··· Records for this exercise
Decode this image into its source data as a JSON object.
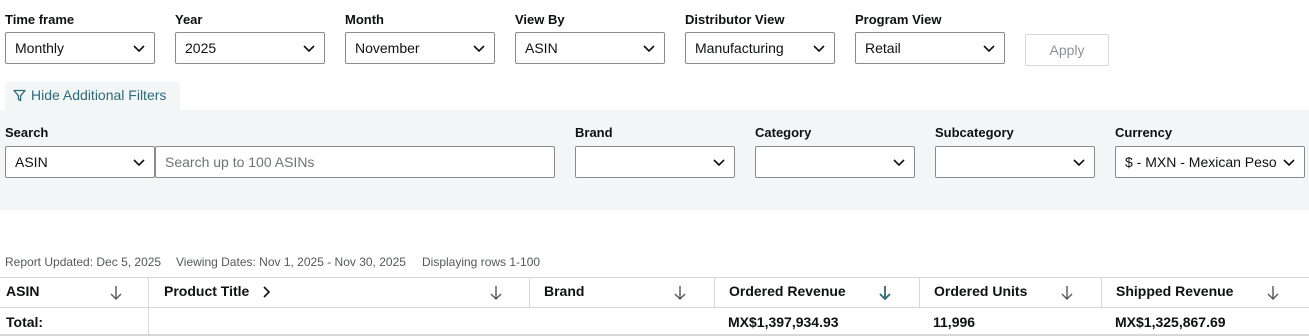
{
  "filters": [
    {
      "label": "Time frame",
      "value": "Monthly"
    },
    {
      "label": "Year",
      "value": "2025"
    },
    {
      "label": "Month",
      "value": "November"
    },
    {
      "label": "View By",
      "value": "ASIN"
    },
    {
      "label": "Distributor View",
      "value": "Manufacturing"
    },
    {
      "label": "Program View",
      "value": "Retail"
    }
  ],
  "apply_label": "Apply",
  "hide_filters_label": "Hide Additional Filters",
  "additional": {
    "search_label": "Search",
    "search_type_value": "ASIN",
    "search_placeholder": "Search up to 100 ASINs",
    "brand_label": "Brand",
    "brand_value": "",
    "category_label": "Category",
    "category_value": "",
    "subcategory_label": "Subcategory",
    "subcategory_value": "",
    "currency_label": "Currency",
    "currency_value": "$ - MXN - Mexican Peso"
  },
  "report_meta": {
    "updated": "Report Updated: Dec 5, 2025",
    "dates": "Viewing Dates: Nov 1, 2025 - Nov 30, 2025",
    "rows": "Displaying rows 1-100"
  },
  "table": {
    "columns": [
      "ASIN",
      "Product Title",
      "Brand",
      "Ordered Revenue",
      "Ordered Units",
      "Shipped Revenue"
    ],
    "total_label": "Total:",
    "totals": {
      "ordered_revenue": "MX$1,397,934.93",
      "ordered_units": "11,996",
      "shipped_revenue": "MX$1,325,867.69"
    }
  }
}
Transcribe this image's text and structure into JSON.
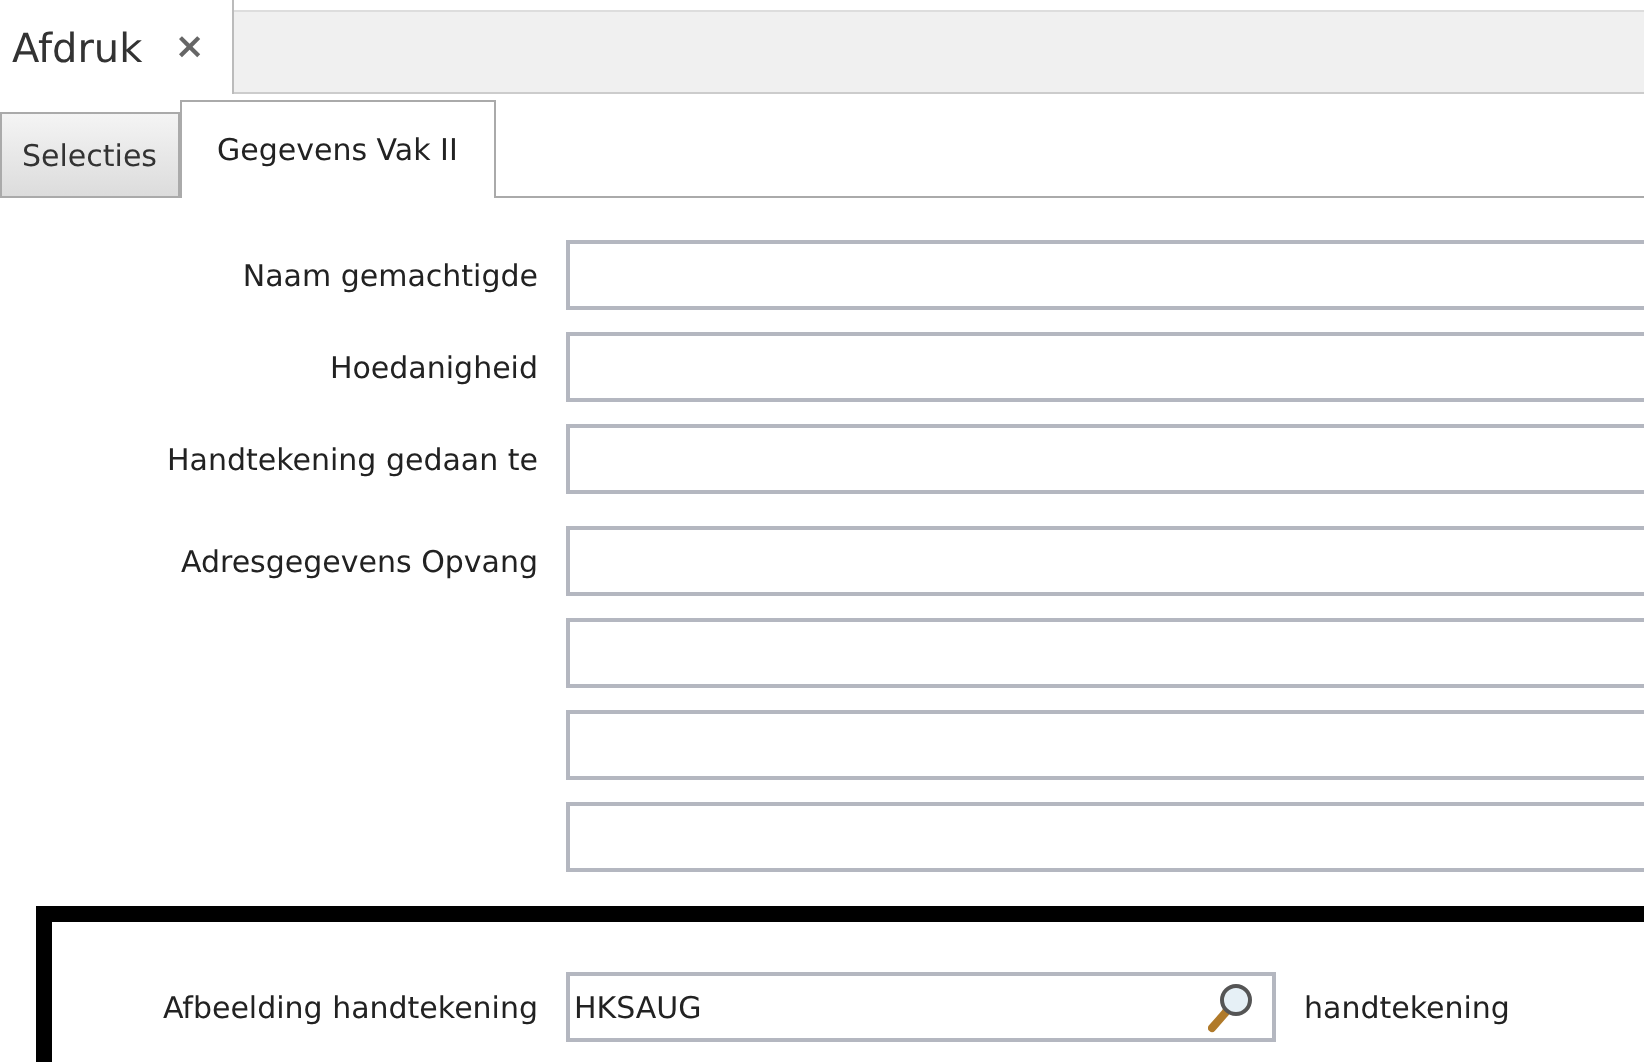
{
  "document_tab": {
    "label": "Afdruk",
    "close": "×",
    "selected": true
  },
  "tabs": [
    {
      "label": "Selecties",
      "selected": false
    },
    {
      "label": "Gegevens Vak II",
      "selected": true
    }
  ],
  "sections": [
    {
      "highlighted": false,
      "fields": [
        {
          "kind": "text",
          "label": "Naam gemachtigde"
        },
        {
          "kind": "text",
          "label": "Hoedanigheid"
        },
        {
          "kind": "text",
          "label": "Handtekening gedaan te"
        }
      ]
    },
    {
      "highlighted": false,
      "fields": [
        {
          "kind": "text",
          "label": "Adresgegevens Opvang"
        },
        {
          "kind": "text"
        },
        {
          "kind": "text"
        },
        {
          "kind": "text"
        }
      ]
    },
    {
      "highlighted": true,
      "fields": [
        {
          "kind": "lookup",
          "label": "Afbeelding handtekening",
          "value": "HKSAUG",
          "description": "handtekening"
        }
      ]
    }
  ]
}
······
··· Records for this exercise
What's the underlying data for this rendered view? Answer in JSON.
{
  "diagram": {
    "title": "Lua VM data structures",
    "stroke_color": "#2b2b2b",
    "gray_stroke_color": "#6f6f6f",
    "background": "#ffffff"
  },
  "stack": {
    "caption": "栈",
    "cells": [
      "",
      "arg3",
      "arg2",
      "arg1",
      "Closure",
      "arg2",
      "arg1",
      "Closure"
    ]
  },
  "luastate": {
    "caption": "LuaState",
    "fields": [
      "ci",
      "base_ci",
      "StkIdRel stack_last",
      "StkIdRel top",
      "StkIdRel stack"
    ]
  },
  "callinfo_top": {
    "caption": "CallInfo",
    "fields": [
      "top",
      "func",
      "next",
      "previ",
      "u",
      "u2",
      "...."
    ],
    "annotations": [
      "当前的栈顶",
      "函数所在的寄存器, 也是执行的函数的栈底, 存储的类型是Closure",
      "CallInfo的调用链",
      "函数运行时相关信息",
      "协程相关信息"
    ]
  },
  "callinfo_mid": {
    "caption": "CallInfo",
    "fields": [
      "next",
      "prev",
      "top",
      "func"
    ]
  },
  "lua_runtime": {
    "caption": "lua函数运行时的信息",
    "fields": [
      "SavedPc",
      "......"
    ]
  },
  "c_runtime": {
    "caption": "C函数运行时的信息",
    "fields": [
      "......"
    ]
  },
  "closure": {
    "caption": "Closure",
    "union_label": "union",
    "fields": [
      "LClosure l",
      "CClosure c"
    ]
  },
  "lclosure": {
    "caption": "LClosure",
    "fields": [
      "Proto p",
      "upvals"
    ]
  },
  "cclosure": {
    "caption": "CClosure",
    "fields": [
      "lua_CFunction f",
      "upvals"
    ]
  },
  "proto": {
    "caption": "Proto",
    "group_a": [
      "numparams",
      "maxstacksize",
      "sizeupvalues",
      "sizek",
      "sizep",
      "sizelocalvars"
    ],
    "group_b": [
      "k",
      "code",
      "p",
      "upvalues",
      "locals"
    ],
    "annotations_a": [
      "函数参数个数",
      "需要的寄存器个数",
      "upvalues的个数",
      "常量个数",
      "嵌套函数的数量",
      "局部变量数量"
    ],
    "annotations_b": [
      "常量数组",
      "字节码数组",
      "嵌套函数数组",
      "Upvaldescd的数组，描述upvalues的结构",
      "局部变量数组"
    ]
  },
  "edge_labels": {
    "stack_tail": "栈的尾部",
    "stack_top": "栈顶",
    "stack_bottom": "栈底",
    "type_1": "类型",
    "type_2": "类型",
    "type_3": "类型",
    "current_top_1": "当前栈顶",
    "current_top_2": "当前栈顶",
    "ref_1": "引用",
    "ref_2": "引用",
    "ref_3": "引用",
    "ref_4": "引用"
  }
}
······
▶ Problem to solve: Copy and report every line where the word "data" is present.

▶ Expected output:
Decode this image into its source data as a JSON object.
What's the underlying data for this rendered view? Answer in JSON.
    "title": "Lua VM data structures",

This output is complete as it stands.